START Source data

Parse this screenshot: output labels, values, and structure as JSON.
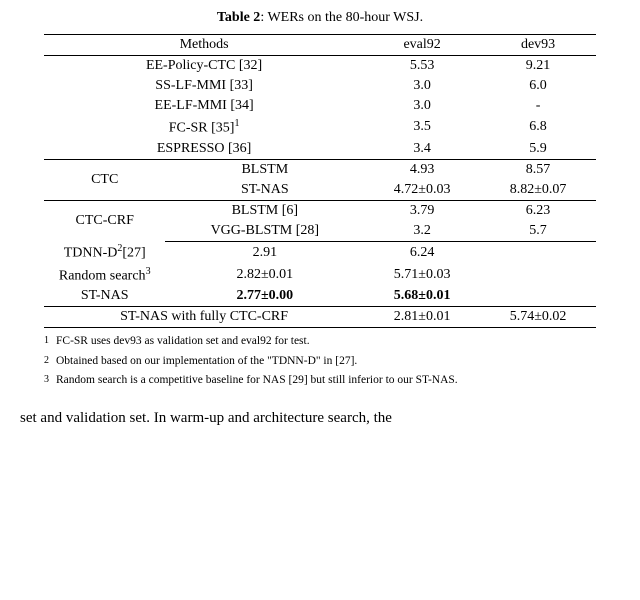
{
  "caption_prefix": "Table 2",
  "caption_rest": ": WERs on the 80-hour WSJ.",
  "header": {
    "methods": "Methods",
    "eval92": "eval92",
    "dev93": "dev93"
  },
  "sec1": [
    {
      "name": "EE-Policy-CTC [32]",
      "eval92": "5.53",
      "dev93": "9.21"
    },
    {
      "name": "SS-LF-MMI [33]",
      "eval92": "3.0",
      "dev93": "6.0"
    },
    {
      "name": "EE-LF-MMI [34]",
      "eval92": "3.0",
      "dev93": "-"
    },
    {
      "name_html": "FC-SR [35]<span class='sup'>1</span>",
      "eval92": "3.5",
      "dev93": "6.8"
    },
    {
      "name": "ESPRESSO [36]",
      "eval92": "3.4",
      "dev93": "5.9"
    }
  ],
  "ctc_label": "CTC",
  "ctc": [
    {
      "name": "BLSTM",
      "eval92": "4.93",
      "dev93": "8.57"
    },
    {
      "name": "ST-NAS",
      "eval92": "4.72±0.03",
      "dev93": "8.82±0.07"
    }
  ],
  "ctccrf_label": "CTC-CRF",
  "ctccrf_a": [
    {
      "name": "BLSTM [6]",
      "eval92": "3.79",
      "dev93": "6.23"
    },
    {
      "name": "VGG-BLSTM [28]",
      "eval92": "3.2",
      "dev93": "5.7"
    }
  ],
  "ctccrf_b": [
    {
      "name_html": "TDNN-D<span class='sup'>2</span>[27]",
      "eval92": "2.91",
      "dev93": "6.24"
    },
    {
      "name_html": "Random search<span class='sup'>3</span>",
      "eval92": "2.82±0.01",
      "dev93": "5.71±0.03"
    },
    {
      "name": "ST-NAS",
      "eval92_bold": "2.77±0.00",
      "dev93_bold": "5.68±0.01"
    }
  ],
  "last": {
    "name": "ST-NAS with fully CTC-CRF",
    "eval92": "2.81±0.01",
    "dev93": "5.74±0.02"
  },
  "footnotes": [
    {
      "marker": "1",
      "text": "FC-SR uses dev93 as validation set and eval92 for test."
    },
    {
      "marker": "2",
      "text": "Obtained based on our implementation of the \"TDNN-D\" in [27]."
    },
    {
      "marker": "3",
      "text": "Random search is a competitive baseline for NAS [29] but still inferior to our ST-NAS."
    }
  ],
  "bottom": "set and validation set.  In warm-up and architecture search, the"
}
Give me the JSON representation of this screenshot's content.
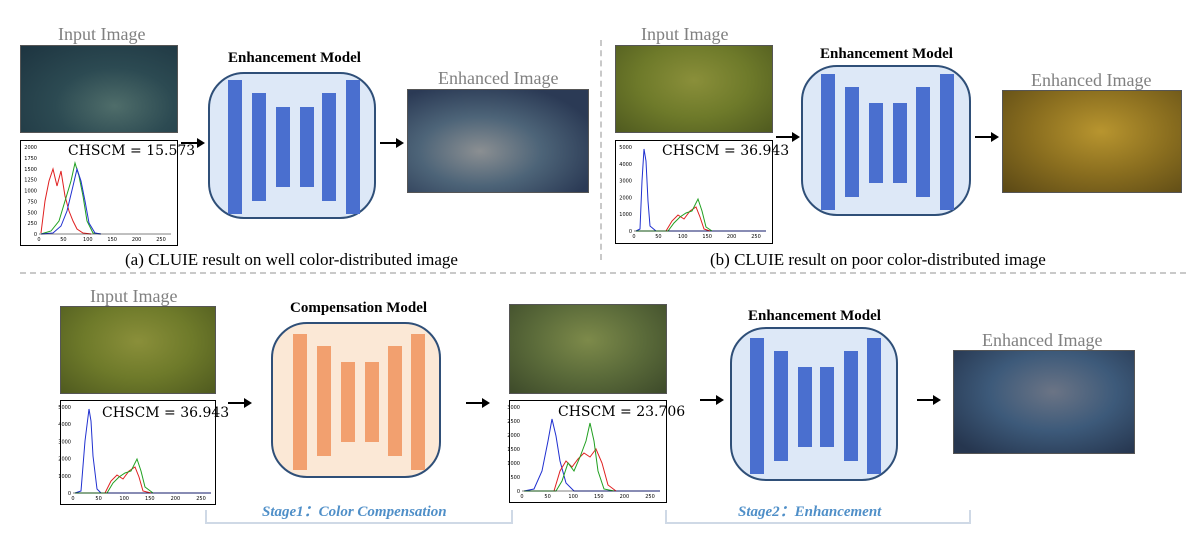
{
  "panel_a": {
    "input_label": "Input Image",
    "model_title": "Enhancement Model",
    "output_label": "Enhanced Image",
    "metric": "CHSCM = 15.573",
    "caption": "(a) CLUIE result on well color-distributed image",
    "hist_y_ticks": [
      "0",
      "250",
      "500",
      "750",
      "1000",
      "1250",
      "1500",
      "1750",
      "2000"
    ],
    "hist_x_ticks": [
      "0",
      "50",
      "100",
      "150",
      "200",
      "250"
    ]
  },
  "panel_b": {
    "input_label": "Input Image",
    "model_title": "Enhancement Model",
    "output_label": "Enhanced Image",
    "metric": "CHSCM = 36.943",
    "caption": "(b) CLUIE result on poor color-distributed image",
    "hist_y_ticks": [
      "0",
      "1000",
      "2000",
      "3000",
      "4000",
      "5000"
    ],
    "hist_x_ticks": [
      "0",
      "50",
      "100",
      "150",
      "200",
      "250"
    ]
  },
  "panel_c": {
    "input_label": "Input Image",
    "comp_model_title": "Compensation Model",
    "enh_model_title": "Enhancement Model",
    "output_label": "Enhanced Image",
    "metric_input": "CHSCM = 36.943",
    "metric_compensated": "CHSCM = 23.706",
    "stage1": "Stage1：Color Compensation",
    "stage2": "Stage2：Enhancement",
    "hist_in_y_ticks": [
      "0",
      "1000",
      "2000",
      "3000",
      "4000",
      "5000"
    ],
    "hist_mid_y_ticks": [
      "0",
      "500",
      "1000",
      "1500",
      "2000",
      "2500",
      "3000"
    ],
    "hist_x_ticks": [
      "0",
      "50",
      "100",
      "150",
      "200",
      "250"
    ]
  },
  "colors": {
    "enh_bar": "#4a6fcf",
    "comp_bar": "#f2a06f",
    "enh_box_bg": "#dde8f7",
    "comp_box_bg": "#fbe8d6",
    "stage_text": "#4f8fc8"
  }
}
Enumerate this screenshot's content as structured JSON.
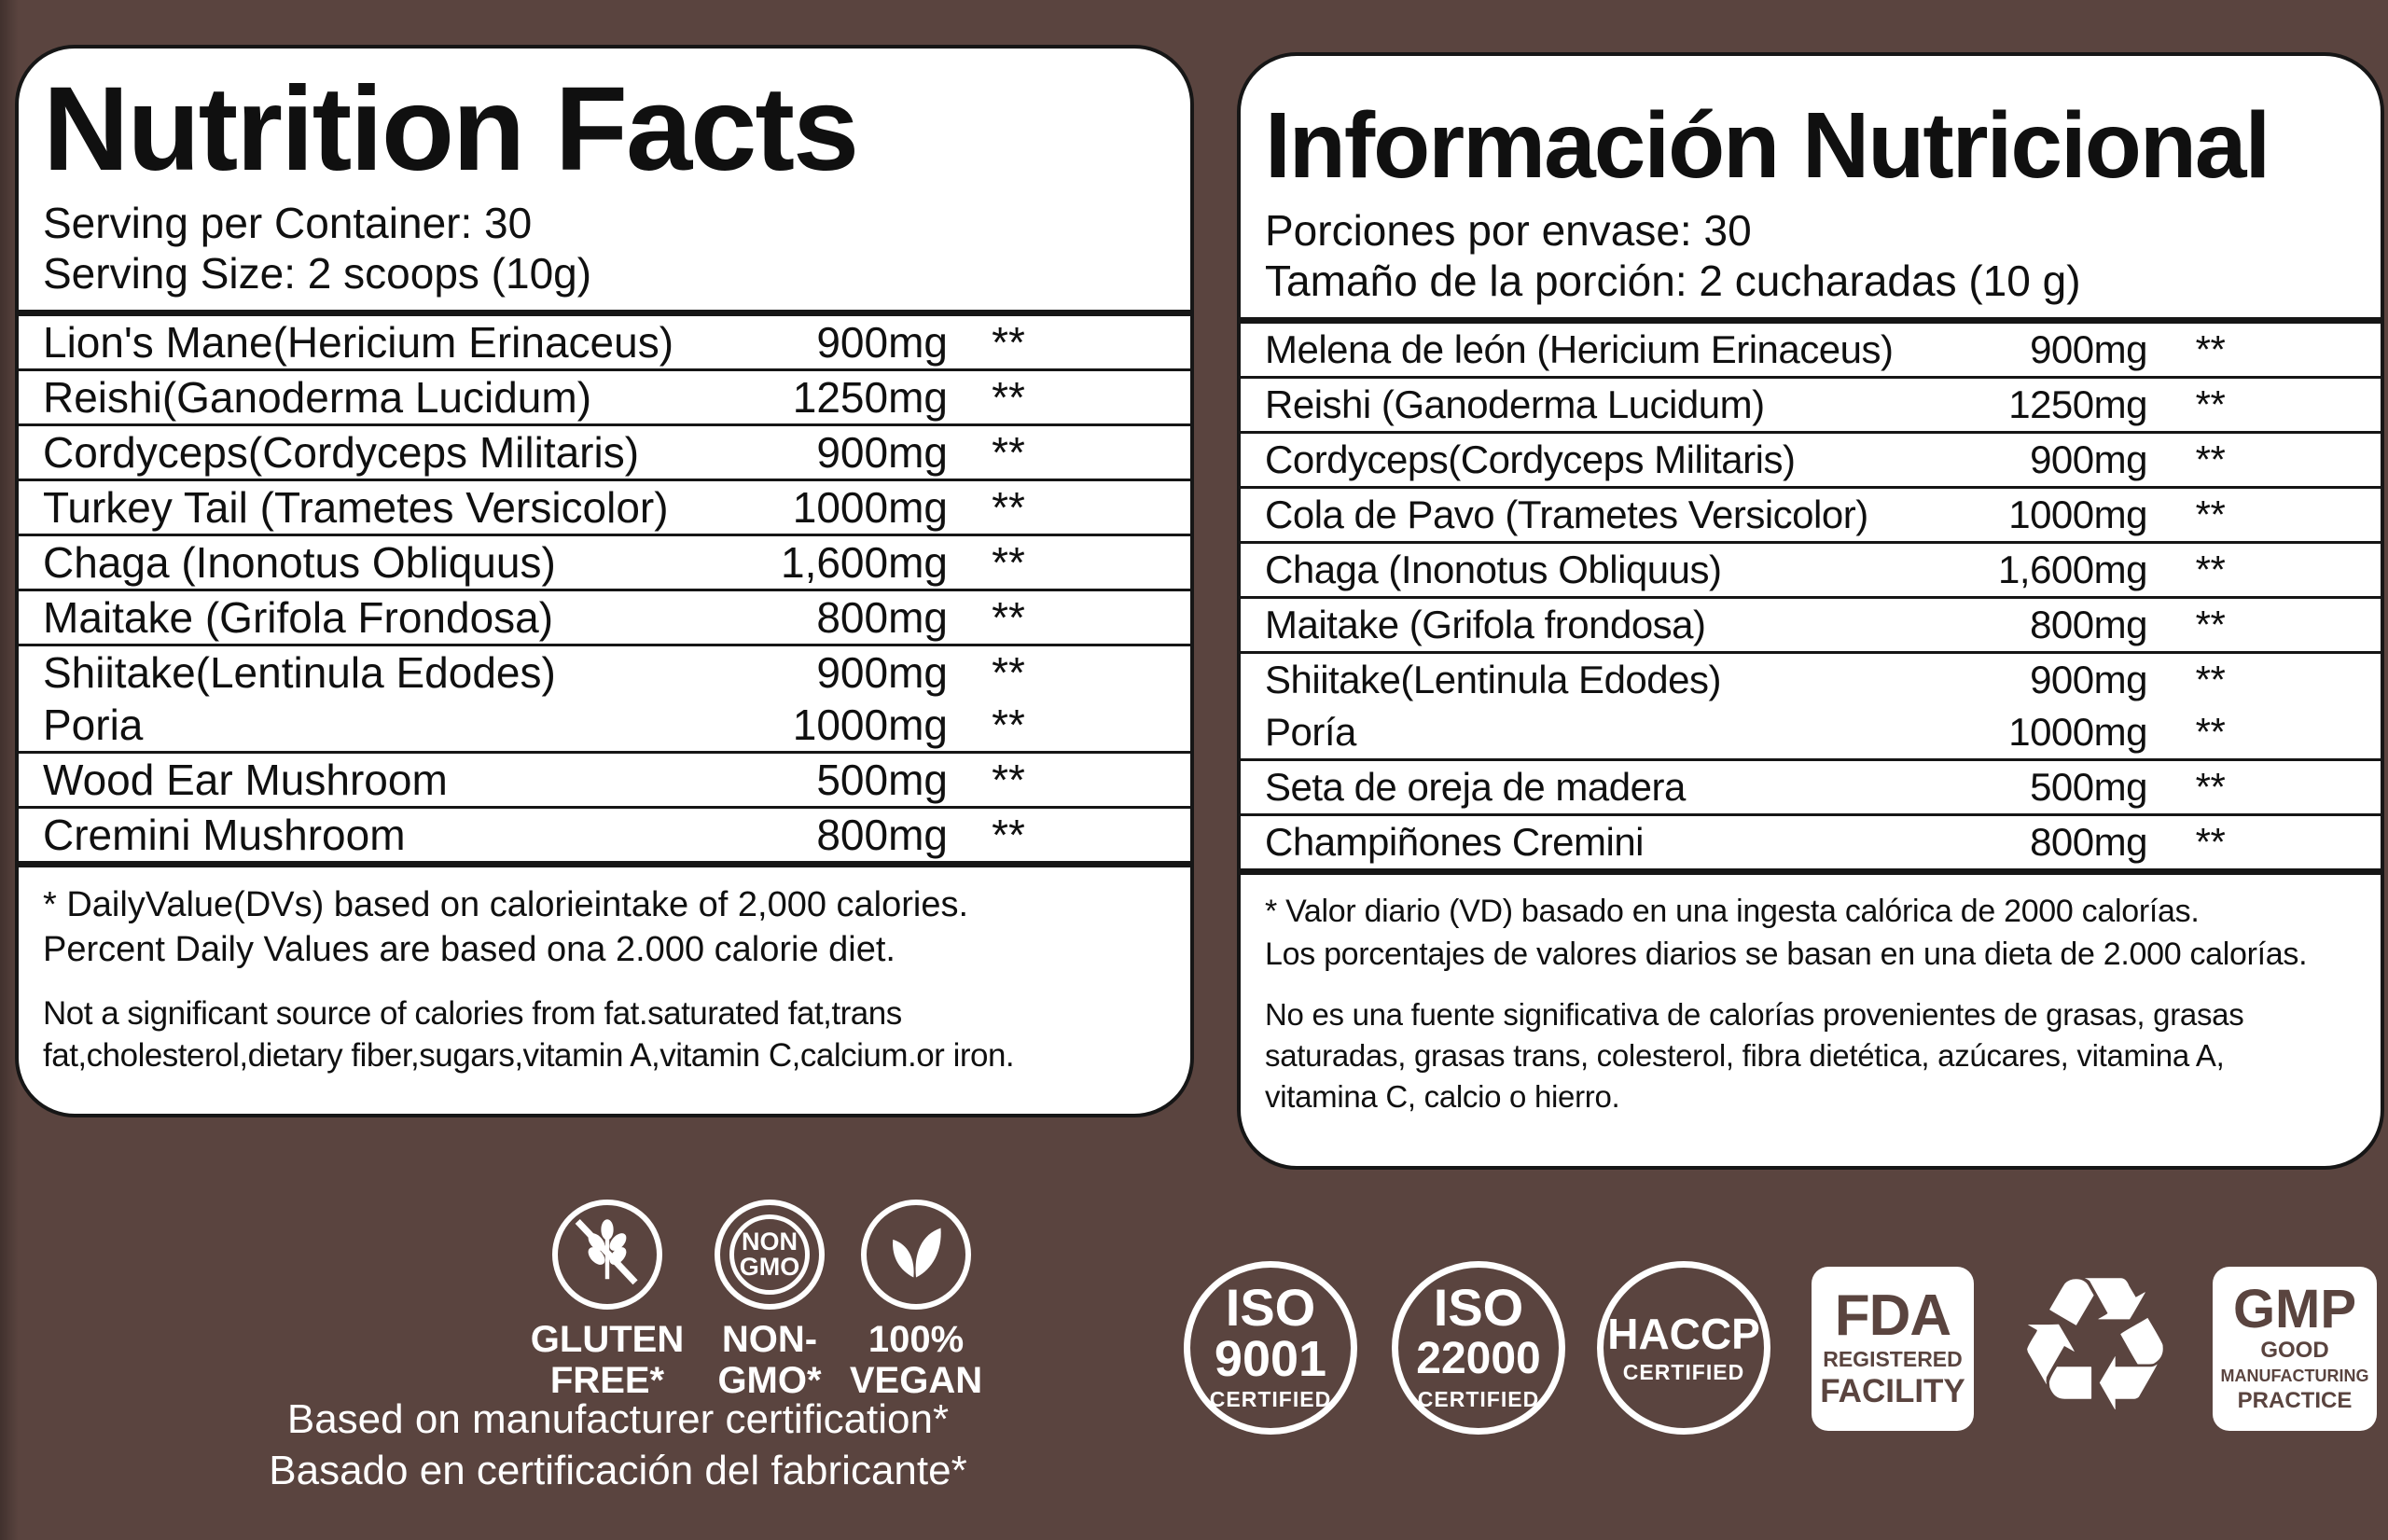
{
  "colors": {
    "background": "#5a443f",
    "panel": "#ffffff",
    "line": "#161616",
    "badge_text": "#5a443f",
    "text": "#101010",
    "white": "#ffffff"
  },
  "panel_en": {
    "title": "Nutrition Facts",
    "serving_line1": "Serving per Container: 30",
    "serving_line2": "Serving Size: 2 scoops (10g)",
    "cells": [
      {
        "lines": [
          {
            "name": "Lion's Mane(Hericium Erinaceus)",
            "amount": "900mg",
            "dv": "**"
          }
        ]
      },
      {
        "lines": [
          {
            "name": "Reishi(Ganoderma Lucidum)",
            "amount": "1250mg",
            "dv": "**"
          }
        ]
      },
      {
        "lines": [
          {
            "name": "Cordyceps(Cordyceps Militaris)",
            "amount": "900mg",
            "dv": "**"
          }
        ]
      },
      {
        "lines": [
          {
            "name": "Turkey Tail (Trametes Versicolor)",
            "amount": "1000mg",
            "dv": "**"
          }
        ]
      },
      {
        "lines": [
          {
            "name": "Chaga (Inonotus Obliquus)",
            "amount": "1,600mg",
            "dv": "**"
          }
        ]
      },
      {
        "lines": [
          {
            "name": "Maitake (Grifola Frondosa)",
            "amount": "800mg",
            "dv": "**"
          }
        ]
      },
      {
        "lines": [
          {
            "name": "Shiitake(Lentinula Edodes)",
            "amount": "900mg",
            "dv": "**"
          },
          {
            "name": "Poria",
            "amount": "1000mg",
            "dv": "**"
          }
        ]
      },
      {
        "lines": [
          {
            "name": "Wood Ear Mushroom",
            "amount": "500mg",
            "dv": "**"
          }
        ]
      },
      {
        "lines": [
          {
            "name": "Cremini Mushroom",
            "amount": "800mg",
            "dv": "**"
          }
        ]
      }
    ],
    "footnote1_line1": "* DailyValue(DVs) based on calorieintake of 2,000 calories.",
    "footnote1_line2": "Percent Daily Values are based ona 2.000 calorie diet.",
    "footnote2_line1": "Not a significant source of calories from fat.saturated fat,trans",
    "footnote2_line2": "fat,cholesterol,dietary fiber,sugars,vitamin A,vitamin C,calcium.or iron."
  },
  "panel_es": {
    "title": "Información Nutricional",
    "serving_line1": "Porciones por envase: 30",
    "serving_line2": "Tamaño de la porción: 2 cucharadas (10 g)",
    "cells": [
      {
        "lines": [
          {
            "name": "Melena de león (Hericium Erinaceus)",
            "amount": "900mg",
            "dv": "**"
          }
        ]
      },
      {
        "lines": [
          {
            "name": "Reishi (Ganoderma Lucidum)",
            "amount": "1250mg",
            "dv": "**"
          }
        ]
      },
      {
        "lines": [
          {
            "name": "Cordyceps(Cordyceps Militaris)",
            "amount": "900mg",
            "dv": "**"
          }
        ]
      },
      {
        "lines": [
          {
            "name": "Cola de Pavo (Trametes Versicolor)",
            "amount": "1000mg",
            "dv": "**"
          }
        ]
      },
      {
        "lines": [
          {
            "name": "Chaga (Inonotus Obliquus)",
            "amount": "1,600mg",
            "dv": "**"
          }
        ]
      },
      {
        "lines": [
          {
            "name": "Maitake (Grifola frondosa)",
            "amount": "800mg",
            "dv": "**"
          }
        ]
      },
      {
        "lines": [
          {
            "name": "Shiitake(Lentinula Edodes)",
            "amount": "900mg",
            "dv": "**"
          },
          {
            "name": "Poría",
            "amount": "1000mg",
            "dv": "**"
          }
        ]
      },
      {
        "lines": [
          {
            "name": "Seta de oreja de madera",
            "amount": "500mg",
            "dv": "**"
          }
        ]
      },
      {
        "lines": [
          {
            "name": "Champiñones Cremini",
            "amount": "800mg",
            "dv": "**"
          }
        ]
      }
    ],
    "footnote1_line1": "* Valor diario (VD) basado en una ingesta calórica de 2000 calorías.",
    "footnote1_line2": "Los porcentajes de valores diarios se basan en una dieta de 2.000 calorías.",
    "footnote2_line1": "No es una fuente significativa de calorías provenientes de grasas, grasas",
    "footnote2_line2": "saturadas, grasas trans, colesterol, fibra dietética, azúcares, vitamina A,",
    "footnote2_line3": "vitamina C, calcio o hierro."
  },
  "badges": {
    "gluten_free": {
      "label": "GLUTEN\nFREE*"
    },
    "non_gmo": {
      "circle1": "NON",
      "circle2": "GMO",
      "label": "NON-\nGMO*"
    },
    "vegan": {
      "label": "100%\nVEGAN"
    },
    "iso9001": {
      "l1": "ISO",
      "l2": "9001",
      "l3": "CERTIFIED"
    },
    "iso22000": {
      "l1": "ISO",
      "l2": "22000",
      "l3": "CERTIFIED"
    },
    "haccp": {
      "l1": "HACCP",
      "l2": "CERTIFIED"
    },
    "fda": {
      "l1": "FDA",
      "l2": "REGISTERED",
      "l3": "FACILITY"
    },
    "recycle_symbol": "♻",
    "gmp": {
      "l1": "GMP",
      "l2": "GOOD",
      "l3": "MANUFACTURING",
      "l4": "PRACTICE"
    }
  },
  "cert_note": {
    "line1": "Based on manufacturer certification*",
    "line2": "Basado en certificación del fabricante*"
  }
}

END Source data

◆ What you will do: Identify and copy the lines holding the word "Cremini".

◆ Exercise result:
            "name": "Cremini Mushroom",
            "name": "Champiñones Cremini",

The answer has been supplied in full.